__Instructions for the task__: Where the word "theiachatelle" occurs in a line, return that line.

__Supplied records__:
========================================
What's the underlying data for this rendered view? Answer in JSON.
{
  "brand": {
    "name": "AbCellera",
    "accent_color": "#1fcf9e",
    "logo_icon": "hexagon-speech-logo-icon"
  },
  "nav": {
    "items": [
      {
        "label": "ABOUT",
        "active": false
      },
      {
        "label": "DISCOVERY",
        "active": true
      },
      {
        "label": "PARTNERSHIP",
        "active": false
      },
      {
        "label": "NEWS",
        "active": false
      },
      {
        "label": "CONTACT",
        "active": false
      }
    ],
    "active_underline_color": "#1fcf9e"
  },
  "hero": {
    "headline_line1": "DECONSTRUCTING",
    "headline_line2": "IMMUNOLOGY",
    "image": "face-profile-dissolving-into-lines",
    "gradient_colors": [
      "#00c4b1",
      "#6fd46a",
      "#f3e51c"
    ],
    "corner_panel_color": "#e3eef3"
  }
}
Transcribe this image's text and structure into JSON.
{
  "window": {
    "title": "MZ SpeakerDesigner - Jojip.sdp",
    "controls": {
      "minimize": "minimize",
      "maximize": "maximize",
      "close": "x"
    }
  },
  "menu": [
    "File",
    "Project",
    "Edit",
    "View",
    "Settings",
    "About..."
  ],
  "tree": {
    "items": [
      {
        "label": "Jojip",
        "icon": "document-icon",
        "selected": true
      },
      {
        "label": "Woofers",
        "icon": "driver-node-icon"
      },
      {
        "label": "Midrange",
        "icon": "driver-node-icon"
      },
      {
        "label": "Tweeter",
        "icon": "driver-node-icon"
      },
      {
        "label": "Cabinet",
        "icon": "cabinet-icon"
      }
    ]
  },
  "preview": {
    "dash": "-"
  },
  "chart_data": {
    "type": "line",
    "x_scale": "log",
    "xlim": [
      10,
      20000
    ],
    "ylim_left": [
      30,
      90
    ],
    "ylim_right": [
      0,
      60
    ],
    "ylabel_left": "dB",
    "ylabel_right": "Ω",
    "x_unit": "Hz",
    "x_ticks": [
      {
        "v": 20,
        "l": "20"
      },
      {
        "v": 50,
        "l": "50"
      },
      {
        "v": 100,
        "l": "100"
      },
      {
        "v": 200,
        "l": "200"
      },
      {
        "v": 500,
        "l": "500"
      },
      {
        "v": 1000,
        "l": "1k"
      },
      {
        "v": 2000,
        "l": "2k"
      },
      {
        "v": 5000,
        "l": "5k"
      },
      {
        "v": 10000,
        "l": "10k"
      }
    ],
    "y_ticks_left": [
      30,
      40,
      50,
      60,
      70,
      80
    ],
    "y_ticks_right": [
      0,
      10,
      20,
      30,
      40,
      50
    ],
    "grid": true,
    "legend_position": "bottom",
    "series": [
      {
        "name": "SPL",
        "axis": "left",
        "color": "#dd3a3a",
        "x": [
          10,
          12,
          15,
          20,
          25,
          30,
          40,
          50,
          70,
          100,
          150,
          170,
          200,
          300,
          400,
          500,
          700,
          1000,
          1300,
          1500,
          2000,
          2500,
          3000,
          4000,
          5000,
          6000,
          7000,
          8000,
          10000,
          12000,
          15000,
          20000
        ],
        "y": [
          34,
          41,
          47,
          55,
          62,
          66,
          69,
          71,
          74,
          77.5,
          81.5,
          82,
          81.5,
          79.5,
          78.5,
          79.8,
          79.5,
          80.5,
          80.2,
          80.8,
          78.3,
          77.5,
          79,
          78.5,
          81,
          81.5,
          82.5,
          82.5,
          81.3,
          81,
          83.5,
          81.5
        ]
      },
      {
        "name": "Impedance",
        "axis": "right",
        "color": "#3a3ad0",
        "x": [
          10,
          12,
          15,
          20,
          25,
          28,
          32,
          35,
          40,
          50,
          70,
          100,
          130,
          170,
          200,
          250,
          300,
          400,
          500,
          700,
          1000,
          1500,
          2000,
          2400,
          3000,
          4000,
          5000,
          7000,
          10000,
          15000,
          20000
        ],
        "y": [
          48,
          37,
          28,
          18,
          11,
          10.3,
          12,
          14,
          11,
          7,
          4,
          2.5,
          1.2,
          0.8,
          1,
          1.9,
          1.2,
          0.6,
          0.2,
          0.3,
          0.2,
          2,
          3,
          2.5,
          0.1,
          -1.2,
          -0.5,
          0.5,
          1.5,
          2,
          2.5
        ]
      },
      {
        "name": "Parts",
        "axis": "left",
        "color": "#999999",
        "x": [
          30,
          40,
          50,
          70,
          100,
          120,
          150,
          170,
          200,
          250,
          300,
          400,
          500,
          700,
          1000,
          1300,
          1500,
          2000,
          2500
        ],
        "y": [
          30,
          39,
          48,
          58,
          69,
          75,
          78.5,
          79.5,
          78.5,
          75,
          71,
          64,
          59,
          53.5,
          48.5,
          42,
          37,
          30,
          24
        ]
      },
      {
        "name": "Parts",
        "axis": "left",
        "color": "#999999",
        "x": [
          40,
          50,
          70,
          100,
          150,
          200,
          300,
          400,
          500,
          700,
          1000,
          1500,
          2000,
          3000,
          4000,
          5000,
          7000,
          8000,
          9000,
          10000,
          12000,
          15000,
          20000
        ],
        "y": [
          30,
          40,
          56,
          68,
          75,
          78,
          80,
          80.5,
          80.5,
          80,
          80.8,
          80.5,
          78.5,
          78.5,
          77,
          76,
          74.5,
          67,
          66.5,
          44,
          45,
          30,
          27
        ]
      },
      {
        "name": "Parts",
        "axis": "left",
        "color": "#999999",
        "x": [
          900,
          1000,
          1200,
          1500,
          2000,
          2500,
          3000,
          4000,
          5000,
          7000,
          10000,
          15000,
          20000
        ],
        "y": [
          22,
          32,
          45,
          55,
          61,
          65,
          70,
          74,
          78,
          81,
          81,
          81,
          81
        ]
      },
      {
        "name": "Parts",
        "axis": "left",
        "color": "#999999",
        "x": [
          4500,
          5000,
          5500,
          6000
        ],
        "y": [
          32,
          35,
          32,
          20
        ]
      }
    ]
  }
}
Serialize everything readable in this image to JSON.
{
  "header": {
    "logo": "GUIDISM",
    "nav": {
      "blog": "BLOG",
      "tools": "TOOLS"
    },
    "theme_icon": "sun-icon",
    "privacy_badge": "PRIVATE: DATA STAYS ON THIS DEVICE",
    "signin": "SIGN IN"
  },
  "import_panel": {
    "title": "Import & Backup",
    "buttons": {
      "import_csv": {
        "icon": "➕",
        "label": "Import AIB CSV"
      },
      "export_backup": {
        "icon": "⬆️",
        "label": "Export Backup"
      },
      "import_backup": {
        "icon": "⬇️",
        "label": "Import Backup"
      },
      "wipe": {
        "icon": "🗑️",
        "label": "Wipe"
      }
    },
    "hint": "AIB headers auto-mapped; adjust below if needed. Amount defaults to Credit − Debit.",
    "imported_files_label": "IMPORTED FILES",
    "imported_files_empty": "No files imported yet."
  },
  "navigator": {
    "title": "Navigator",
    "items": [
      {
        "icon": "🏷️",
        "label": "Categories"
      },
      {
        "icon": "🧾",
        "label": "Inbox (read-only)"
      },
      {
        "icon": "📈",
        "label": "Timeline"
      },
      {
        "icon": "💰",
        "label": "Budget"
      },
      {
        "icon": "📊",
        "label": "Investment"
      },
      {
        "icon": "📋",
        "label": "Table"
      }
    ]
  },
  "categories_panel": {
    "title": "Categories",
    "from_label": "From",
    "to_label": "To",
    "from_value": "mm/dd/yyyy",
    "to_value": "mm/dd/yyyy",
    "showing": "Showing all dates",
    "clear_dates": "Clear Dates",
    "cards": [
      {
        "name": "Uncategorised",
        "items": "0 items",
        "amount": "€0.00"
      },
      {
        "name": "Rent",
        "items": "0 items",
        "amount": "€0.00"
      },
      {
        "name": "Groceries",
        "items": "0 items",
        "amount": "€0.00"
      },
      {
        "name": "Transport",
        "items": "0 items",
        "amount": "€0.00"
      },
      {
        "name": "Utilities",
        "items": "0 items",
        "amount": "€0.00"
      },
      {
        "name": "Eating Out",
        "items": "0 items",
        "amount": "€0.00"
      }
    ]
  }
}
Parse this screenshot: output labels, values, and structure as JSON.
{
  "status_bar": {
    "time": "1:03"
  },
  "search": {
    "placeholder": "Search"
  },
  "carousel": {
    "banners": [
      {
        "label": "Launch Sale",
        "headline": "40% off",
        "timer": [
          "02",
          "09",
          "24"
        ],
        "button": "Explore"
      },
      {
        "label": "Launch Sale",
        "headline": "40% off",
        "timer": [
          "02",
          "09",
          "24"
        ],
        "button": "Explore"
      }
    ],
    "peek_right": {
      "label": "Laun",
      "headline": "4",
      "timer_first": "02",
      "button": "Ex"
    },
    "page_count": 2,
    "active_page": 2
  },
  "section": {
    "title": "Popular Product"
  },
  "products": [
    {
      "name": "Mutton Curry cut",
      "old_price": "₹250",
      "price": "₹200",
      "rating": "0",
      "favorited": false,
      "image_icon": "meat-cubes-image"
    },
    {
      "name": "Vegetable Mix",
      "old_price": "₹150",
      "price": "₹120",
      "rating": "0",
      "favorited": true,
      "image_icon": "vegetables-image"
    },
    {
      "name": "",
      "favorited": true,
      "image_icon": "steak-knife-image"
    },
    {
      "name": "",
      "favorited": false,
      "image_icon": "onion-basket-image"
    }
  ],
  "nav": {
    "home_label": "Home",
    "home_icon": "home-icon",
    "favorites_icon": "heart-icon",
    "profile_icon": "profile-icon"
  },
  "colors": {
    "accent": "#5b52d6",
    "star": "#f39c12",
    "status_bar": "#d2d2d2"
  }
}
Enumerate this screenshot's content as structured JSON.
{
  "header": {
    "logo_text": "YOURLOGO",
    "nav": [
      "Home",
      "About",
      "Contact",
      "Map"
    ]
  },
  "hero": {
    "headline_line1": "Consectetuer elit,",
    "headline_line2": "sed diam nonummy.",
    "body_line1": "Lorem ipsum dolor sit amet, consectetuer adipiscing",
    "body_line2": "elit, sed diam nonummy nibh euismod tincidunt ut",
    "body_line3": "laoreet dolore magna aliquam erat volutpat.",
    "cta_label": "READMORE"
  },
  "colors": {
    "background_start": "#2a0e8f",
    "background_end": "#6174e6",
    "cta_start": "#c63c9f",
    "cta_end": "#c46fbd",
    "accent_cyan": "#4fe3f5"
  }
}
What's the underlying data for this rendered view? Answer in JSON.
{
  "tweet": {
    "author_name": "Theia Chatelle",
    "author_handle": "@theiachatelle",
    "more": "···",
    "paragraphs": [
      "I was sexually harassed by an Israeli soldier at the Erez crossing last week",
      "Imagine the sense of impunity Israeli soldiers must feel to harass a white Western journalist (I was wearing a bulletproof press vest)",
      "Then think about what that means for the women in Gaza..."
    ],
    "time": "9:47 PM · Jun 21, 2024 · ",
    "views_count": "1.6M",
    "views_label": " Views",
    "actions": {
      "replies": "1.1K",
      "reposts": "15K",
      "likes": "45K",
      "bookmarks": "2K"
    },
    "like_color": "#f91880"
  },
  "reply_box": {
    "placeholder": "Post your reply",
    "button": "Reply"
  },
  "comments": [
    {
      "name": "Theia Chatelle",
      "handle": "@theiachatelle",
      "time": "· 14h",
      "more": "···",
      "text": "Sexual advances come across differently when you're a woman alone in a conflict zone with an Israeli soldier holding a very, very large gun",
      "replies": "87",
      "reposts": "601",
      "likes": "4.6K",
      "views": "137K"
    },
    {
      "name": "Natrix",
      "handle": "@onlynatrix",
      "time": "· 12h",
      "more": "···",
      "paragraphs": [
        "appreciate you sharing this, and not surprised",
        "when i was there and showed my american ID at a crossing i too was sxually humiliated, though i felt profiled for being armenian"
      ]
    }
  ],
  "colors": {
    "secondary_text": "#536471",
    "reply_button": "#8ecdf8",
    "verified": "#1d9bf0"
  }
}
========================================
__Output for this task__:
    "author_handle": "@theiachatelle",
      "handle": "@theiachatelle",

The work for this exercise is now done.